_DATA FOR PROCESSING_
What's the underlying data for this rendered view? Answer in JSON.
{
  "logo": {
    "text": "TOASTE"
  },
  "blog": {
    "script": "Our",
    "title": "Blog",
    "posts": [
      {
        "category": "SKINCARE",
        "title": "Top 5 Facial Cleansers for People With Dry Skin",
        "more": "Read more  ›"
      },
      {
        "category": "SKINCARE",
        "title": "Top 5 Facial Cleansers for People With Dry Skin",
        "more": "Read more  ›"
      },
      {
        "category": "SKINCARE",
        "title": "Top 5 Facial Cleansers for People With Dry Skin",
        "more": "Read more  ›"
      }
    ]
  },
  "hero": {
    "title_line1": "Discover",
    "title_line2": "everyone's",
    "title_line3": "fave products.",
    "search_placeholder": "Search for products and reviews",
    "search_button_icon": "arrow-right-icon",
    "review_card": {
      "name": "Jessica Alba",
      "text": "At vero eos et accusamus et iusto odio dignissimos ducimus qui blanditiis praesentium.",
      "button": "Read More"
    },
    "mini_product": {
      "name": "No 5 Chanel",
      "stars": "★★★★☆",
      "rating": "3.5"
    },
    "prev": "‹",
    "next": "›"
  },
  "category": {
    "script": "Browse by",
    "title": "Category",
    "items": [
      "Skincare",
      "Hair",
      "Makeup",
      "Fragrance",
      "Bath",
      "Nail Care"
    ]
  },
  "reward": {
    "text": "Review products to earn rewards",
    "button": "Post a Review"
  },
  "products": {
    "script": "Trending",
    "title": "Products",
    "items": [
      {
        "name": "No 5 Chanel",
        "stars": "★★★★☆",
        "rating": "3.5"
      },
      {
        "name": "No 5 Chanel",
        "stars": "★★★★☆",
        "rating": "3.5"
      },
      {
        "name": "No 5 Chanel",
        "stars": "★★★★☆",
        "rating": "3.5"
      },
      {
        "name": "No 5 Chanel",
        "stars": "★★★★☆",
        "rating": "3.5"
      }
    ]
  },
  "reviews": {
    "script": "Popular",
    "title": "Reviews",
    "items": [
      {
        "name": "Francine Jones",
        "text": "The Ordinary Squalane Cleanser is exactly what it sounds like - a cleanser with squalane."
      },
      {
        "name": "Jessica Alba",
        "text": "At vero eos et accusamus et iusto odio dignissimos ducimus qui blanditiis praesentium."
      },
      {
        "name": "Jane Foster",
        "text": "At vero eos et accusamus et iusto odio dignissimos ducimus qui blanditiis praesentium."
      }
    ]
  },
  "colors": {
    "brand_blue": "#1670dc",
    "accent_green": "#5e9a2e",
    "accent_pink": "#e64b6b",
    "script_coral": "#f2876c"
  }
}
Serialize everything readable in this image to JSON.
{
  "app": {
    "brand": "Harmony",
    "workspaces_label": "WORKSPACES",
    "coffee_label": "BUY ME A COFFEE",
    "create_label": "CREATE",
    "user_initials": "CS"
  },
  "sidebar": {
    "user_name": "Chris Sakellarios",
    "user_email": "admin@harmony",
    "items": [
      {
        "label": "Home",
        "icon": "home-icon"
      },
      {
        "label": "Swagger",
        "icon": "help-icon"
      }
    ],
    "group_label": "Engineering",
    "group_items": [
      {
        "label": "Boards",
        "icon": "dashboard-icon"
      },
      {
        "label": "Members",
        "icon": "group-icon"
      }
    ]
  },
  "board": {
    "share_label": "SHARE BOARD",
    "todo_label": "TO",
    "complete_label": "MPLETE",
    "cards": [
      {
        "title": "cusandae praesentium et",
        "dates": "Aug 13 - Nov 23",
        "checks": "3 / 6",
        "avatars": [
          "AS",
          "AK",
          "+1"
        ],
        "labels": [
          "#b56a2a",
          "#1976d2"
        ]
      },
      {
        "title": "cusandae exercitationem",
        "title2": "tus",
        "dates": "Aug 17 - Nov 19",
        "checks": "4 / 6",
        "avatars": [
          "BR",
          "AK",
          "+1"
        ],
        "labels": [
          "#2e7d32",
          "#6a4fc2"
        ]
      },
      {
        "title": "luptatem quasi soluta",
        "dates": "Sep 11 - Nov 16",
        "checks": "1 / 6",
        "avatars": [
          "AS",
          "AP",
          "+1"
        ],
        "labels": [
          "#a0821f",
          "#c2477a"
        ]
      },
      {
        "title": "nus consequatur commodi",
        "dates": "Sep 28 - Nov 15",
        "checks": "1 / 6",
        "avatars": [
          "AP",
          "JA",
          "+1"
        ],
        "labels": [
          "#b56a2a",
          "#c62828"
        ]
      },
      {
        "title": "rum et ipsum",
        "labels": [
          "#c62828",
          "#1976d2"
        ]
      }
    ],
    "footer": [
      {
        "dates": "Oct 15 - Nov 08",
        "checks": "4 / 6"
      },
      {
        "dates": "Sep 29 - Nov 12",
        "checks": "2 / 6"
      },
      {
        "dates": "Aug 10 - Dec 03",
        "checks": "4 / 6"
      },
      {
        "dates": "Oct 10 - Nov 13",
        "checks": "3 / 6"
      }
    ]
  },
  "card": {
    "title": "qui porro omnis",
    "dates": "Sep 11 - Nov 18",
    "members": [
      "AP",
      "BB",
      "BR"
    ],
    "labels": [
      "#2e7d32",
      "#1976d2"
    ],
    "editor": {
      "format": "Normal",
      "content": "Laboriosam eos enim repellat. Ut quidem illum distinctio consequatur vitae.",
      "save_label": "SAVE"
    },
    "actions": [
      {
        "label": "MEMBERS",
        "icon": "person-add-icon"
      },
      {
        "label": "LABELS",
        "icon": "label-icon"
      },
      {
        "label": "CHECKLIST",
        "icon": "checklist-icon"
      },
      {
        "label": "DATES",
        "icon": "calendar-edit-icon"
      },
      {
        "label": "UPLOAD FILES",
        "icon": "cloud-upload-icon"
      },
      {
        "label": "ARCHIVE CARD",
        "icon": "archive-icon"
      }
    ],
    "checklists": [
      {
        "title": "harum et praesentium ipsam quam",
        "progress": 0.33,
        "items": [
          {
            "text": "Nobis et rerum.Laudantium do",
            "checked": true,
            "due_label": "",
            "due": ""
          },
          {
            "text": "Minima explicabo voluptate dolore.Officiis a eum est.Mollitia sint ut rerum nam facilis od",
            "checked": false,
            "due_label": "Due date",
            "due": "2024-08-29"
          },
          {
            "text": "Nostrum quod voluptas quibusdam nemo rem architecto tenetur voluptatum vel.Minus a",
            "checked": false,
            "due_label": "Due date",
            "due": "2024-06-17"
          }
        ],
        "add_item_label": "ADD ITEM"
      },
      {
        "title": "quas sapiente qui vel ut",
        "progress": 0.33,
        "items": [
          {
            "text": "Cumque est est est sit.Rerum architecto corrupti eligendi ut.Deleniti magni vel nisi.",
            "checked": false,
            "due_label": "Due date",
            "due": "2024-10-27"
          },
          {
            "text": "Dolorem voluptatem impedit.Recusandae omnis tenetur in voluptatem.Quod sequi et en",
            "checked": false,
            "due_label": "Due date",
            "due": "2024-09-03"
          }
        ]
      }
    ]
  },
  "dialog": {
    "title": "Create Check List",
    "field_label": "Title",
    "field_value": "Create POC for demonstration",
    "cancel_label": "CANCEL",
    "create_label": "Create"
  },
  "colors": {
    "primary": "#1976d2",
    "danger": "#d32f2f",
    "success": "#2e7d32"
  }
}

_SET PROBLEM_
Copy every line verbatim.

_RESPONSE TO THIS TASK_
What's the underlying data for this rendered view? Answer in JSON.
{
  "logo": {
    "text": "TOASTE"
  },
  "blog": {
    "script": "Our",
    "title": "Blog",
    "posts": [
      {
        "category": "SKINCARE",
        "title": "Top 5 Facial Cleansers for People With Dry Skin",
        "more": "Read more  ›"
      },
      {
        "category": "SKINCARE",
        "title": "Top 5 Facial Cleansers for People With Dry Skin",
        "more": "Read more  ›"
      },
      {
        "category": "SKINCARE",
        "title": "Top 5 Facial Cleansers for People With Dry Skin",
        "more": "Read more  ›"
      }
    ]
  },
  "hero": {
    "title_line1": "Discover",
    "title_line2": "everyone's",
    "title_line3": "fave products.",
    "search_placeholder": "Search for products and reviews",
    "search_button_icon": "arrow-right-icon",
    "review_card": {
      "name": "Jessica Alba",
      "text": "At vero eos et accusamus et iusto odio dignissimos ducimus qui blanditiis praesentium.",
      "button": "Read More"
    },
    "mini_product": {
      "name": "No 5 Chanel",
      "stars": "★★★★☆",
      "rating": "3.5"
    },
    "prev": "‹",
    "next": "›"
  },
  "category": {
    "script": "Browse by",
    "title": "Category",
    "items": [
      "Skincare",
      "Hair",
      "Makeup",
      "Fragrance",
      "Bath",
      "Nail Care"
    ]
  },
  "reward": {
    "text": "Review products to earn rewards",
    "button": "Post a Review"
  },
  "products": {
    "script": "Trending",
    "title": "Products",
    "items": [
      {
        "name": "No 5 Chanel",
        "stars": "★★★★☆",
        "rating": "3.5"
      },
      {
        "name": "No 5 Chanel",
        "stars": "★★★★☆",
        "rating": "3.5"
      },
      {
        "name": "No 5 Chanel",
        "stars": "★★★★☆",
        "rating": "3.5"
      },
      {
        "name": "No 5 Chanel",
        "stars": "★★★★☆",
        "rating": "3.5"
      }
    ]
  },
  "reviews": {
    "script": "Popular",
    "title": "Reviews",
    "items": [
      {
        "name": "Francine Jones",
        "text": "The Ordinary Squalane Cleanser is exactly what it sounds like - a cleanser with squalane."
      },
      {
        "name": "Jessica Alba",
        "text": "At vero eos et accusamus et iusto odio dignissimos ducimus qui blanditiis praesentium."
      },
      {
        "name": "Jane Foster",
        "text": "At vero eos et accusamus et iusto odio dignissimos ducimus qui blanditiis praesentium."
      }
    ]
  },
  "colors": {
    "brand_blue": "#1670dc",
    "accent_green": "#5e9a2e",
    "accent_pink": "#e64b6b",
    "script_coral": "#f2876c"
  }
}
Serialize everything readable in this image to JSON.
{
  "app": {
    "brand": "Harmony",
    "workspaces_label": "WORKSPACES",
    "coffee_label": "BUY ME A COFFEE",
    "create_label": "CREATE",
    "user_initials": "CS"
  },
  "sidebar": {
    "user_name": "Chris Sakellarios",
    "user_email": "admin@harmony",
    "items": [
      {
        "label": "Home",
        "icon": "home-icon"
      },
      {
        "label": "Swagger",
        "icon": "help-icon"
      }
    ],
    "group_label": "Engineering",
    "group_items": [
      {
        "label": "Boards",
        "icon": "dashboard-icon"
      },
      {
        "label": "Members",
        "icon": "group-icon"
      }
    ]
  },
  "board": {
    "share_label": "SHARE BOARD",
    "todo_label": "TO",
    "complete_label": "MPLETE",
    "cards": [
      {
        "title": "cusandae praesentium et",
        "dates": "Aug 13 - Nov 23",
        "checks": "3 / 6",
        "avatars": [
          "AS",
          "AK",
          "+1"
        ],
        "labels": [
          "#b56a2a",
          "#1976d2"
        ]
      },
      {
        "title": "cusandae exercitationem",
        "title2": "tus",
        "dates": "Aug 17 - Nov 19",
        "checks": "4 / 6",
        "avatars": [
          "BR",
          "AK",
          "+1"
        ],
        "labels": [
          "#2e7d32",
          "#6a4fc2"
        ]
      },
      {
        "title": "luptatem quasi soluta",
        "dates": "Sep 11 - Nov 16",
        "checks": "1 / 6",
        "avatars": [
          "AS",
          "AP",
          "+1"
        ],
        "labels": [
          "#a0821f",
          "#c2477a"
        ]
      },
      {
        "title": "nus consequatur commodi",
        "dates": "Sep 28 - Nov 15",
        "checks": "1 / 6",
        "avatars": [
          "AP",
          "JA",
          "+1"
        ],
        "labels": [
          "#b56a2a",
          "#c62828"
        ]
      },
      {
        "title": "rum et ipsum",
        "labels": [
          "#c62828",
          "#1976d2"
        ]
      }
    ],
    "footer": [
      {
        "dates": "Oct 15 - Nov 08",
        "checks": "4 / 6"
      },
      {
        "dates": "Sep 29 - Nov 12",
        "checks": "2 / 6"
      },
      {
        "dates": "Aug 10 - Dec 03",
        "checks": "4 / 6"
      },
      {
        "dates": "Oct 10 - Nov 13",
        "checks": "3 / 6"
      }
    ]
  },
  "card": {
    "title": "qui porro omnis",
    "dates": "Sep 11 - Nov 18",
    "members": [
      "AP",
      "BB",
      "BR"
    ],
    "labels": [
      "#2e7d32",
      "#1976d2"
    ],
    "editor": {
      "format": "Normal",
      "content": "Laboriosam eos enim repellat. Ut quidem illum distinctio consequatur vitae.",
      "save_label": "SAVE"
    },
    "actions": [
      {
        "label": "MEMBERS",
        "icon": "person-add-icon"
      },
      {
        "label": "LABELS",
        "icon": "label-icon"
      },
      {
        "label": "CHECKLIST",
        "icon": "checklist-icon"
      },
      {
        "label": "DATES",
        "icon": "calendar-edit-icon"
      },
      {
        "label": "UPLOAD FILES",
        "icon": "cloud-upload-icon"
      },
      {
        "label": "ARCHIVE CARD",
        "icon": "archive-icon"
      }
    ],
    "checklists": [
      {
        "title": "harum et praesentium ipsam quam",
        "progress": 0.33,
        "items": [
          {
            "text": "Nobis et rerum.Laudantium do",
            "checked": true,
            "due_label": "",
            "due": ""
          },
          {
            "text": "Minima explicabo voluptate dolore.Officiis a eum est.Mollitia sint ut rerum nam facilis od",
            "checked": false,
            "due_label": "Due date",
            "due": "2024-08-29"
          },
          {
            "text": "Nostrum quod voluptas quibusdam nemo rem architecto tenetur voluptatum vel.Minus a",
            "checked": false,
            "due_label": "Due date",
            "due": "2024-06-17"
          }
        ],
        "add_item_label": "ADD ITEM"
      },
      {
        "title": "quas sapiente qui vel ut",
        "progress": 0.33,
        "items": [
          {
            "text": "Cumque est est est sit.Rerum architecto corrupti eligendi ut.Deleniti magni vel nisi.",
            "checked": false,
            "due_label": "Due date",
            "due": "2024-10-27"
          },
          {
            "text": "Dolorem voluptatem impedit.Recusandae omnis tenetur in voluptatem.Quod sequi et en",
            "checked": false,
            "due_label": "Due date",
            "due": "2024-09-03"
          }
        ]
      }
    ]
  },
  "dialog": {
    "title": "Create Check List",
    "field_label": "Title",
    "field_value": "Create POC for demonstration",
    "cancel_label": "CANCEL",
    "create_label": "Create"
  },
  "colors": {
    "primary": "#1976d2",
    "danger": "#d32f2f",
    "success": "#2e7d32"
  }
}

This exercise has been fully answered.